--- begin ---
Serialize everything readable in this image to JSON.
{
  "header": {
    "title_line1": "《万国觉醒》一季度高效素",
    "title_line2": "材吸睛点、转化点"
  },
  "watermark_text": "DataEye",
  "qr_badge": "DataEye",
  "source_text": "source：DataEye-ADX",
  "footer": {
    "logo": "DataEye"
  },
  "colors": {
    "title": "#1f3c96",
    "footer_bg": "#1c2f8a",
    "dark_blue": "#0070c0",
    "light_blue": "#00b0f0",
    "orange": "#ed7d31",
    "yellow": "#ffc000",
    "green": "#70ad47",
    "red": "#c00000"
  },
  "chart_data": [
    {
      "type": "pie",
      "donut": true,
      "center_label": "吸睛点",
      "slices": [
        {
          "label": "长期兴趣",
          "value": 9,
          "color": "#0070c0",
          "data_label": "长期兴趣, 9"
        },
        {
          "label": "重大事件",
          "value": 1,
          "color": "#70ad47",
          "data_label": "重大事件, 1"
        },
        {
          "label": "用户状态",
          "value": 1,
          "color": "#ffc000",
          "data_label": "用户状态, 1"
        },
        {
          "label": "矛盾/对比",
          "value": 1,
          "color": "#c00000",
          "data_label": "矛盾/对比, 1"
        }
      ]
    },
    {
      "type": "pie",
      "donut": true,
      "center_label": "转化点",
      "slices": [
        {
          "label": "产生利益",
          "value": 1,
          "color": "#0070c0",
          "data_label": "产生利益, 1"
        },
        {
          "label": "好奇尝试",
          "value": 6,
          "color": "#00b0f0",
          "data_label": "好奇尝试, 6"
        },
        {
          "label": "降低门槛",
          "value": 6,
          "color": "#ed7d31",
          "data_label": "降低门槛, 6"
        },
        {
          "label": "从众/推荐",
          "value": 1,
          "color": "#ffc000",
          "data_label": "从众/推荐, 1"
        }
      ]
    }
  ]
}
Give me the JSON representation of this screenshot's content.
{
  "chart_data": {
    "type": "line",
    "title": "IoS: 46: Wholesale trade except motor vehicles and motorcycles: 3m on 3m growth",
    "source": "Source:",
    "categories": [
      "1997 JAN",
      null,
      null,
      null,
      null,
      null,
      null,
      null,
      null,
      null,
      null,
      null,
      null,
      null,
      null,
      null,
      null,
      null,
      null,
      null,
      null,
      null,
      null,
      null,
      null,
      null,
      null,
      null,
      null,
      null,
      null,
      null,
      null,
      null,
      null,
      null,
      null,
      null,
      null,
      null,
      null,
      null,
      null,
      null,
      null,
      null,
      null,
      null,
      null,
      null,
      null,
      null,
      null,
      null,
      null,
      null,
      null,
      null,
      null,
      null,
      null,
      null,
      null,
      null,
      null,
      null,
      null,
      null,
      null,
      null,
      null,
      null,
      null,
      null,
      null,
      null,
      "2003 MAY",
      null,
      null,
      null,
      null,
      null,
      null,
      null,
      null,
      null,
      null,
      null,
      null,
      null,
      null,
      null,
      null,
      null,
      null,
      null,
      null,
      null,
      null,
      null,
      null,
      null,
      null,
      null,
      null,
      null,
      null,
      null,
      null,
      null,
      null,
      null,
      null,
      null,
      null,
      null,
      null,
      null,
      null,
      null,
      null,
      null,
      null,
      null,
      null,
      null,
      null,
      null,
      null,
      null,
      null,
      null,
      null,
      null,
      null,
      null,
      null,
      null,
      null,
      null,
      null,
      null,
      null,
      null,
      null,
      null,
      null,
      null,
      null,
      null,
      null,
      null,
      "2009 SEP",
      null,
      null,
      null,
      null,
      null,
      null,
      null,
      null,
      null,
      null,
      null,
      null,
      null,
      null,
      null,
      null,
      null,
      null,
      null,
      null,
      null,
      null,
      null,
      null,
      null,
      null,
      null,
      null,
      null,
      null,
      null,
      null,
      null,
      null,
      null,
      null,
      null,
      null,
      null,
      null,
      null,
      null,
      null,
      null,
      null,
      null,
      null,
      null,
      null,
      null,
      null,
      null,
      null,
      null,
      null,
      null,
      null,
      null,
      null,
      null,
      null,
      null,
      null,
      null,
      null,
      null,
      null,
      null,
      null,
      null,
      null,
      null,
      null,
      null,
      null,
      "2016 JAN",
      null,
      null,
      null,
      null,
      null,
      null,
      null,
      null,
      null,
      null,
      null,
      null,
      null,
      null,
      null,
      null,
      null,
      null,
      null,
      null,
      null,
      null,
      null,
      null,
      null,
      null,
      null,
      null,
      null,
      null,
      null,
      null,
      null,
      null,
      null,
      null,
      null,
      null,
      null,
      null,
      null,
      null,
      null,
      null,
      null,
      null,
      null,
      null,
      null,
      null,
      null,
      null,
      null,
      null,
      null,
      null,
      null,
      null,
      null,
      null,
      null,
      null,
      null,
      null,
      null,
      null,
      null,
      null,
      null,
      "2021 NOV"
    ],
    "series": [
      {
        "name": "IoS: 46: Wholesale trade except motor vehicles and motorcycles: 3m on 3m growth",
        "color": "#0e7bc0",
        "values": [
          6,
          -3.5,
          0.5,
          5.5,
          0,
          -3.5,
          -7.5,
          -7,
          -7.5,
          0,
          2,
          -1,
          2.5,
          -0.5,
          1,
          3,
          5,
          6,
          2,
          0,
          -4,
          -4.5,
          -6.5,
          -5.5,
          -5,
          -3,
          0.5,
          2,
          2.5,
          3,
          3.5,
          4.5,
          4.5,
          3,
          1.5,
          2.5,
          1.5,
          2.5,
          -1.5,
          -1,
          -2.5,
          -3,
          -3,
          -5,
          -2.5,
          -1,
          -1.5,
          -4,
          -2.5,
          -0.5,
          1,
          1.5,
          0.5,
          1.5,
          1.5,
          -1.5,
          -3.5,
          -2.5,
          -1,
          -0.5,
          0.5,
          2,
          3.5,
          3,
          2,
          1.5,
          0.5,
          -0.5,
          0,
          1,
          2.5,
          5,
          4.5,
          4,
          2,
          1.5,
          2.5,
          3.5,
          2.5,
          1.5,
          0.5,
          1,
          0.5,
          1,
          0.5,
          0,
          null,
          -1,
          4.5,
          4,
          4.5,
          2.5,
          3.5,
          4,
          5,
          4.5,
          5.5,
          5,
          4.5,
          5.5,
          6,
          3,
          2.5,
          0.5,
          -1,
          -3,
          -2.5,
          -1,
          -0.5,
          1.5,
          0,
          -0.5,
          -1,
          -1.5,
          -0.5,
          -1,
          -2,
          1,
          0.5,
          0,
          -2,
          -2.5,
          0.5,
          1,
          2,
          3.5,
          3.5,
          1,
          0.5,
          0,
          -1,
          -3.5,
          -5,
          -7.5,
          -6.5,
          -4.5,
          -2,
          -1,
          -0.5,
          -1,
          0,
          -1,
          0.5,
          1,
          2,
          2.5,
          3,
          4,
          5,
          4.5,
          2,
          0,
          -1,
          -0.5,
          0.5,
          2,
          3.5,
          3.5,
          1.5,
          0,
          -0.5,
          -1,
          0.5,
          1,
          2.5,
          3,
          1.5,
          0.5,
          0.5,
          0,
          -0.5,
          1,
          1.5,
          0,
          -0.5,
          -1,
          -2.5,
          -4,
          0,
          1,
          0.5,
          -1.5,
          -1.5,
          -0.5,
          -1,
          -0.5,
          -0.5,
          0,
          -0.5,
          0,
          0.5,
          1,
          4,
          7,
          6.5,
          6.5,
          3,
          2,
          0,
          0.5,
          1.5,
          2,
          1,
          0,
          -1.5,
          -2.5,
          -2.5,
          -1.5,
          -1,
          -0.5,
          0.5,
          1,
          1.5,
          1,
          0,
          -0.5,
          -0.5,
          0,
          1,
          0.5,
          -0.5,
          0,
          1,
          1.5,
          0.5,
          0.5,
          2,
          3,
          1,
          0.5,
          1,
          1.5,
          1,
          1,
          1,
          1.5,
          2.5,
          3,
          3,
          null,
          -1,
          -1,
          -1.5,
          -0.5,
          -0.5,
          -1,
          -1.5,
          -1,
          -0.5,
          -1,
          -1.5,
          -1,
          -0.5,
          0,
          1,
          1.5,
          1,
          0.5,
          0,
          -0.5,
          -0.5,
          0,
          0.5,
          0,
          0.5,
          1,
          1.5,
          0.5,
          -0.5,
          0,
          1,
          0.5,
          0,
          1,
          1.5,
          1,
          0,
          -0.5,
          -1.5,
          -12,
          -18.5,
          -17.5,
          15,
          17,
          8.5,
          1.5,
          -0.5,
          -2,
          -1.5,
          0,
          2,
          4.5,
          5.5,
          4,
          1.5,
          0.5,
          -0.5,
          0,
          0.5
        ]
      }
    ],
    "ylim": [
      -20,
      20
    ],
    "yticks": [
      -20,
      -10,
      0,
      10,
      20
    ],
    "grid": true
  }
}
--- end ---
● **Exercise objective**: Find each line with the string "source" and copy it out.

● **Worked answer**:
  "source_text": "source：DataEye-ADX",
    "source": "Source:",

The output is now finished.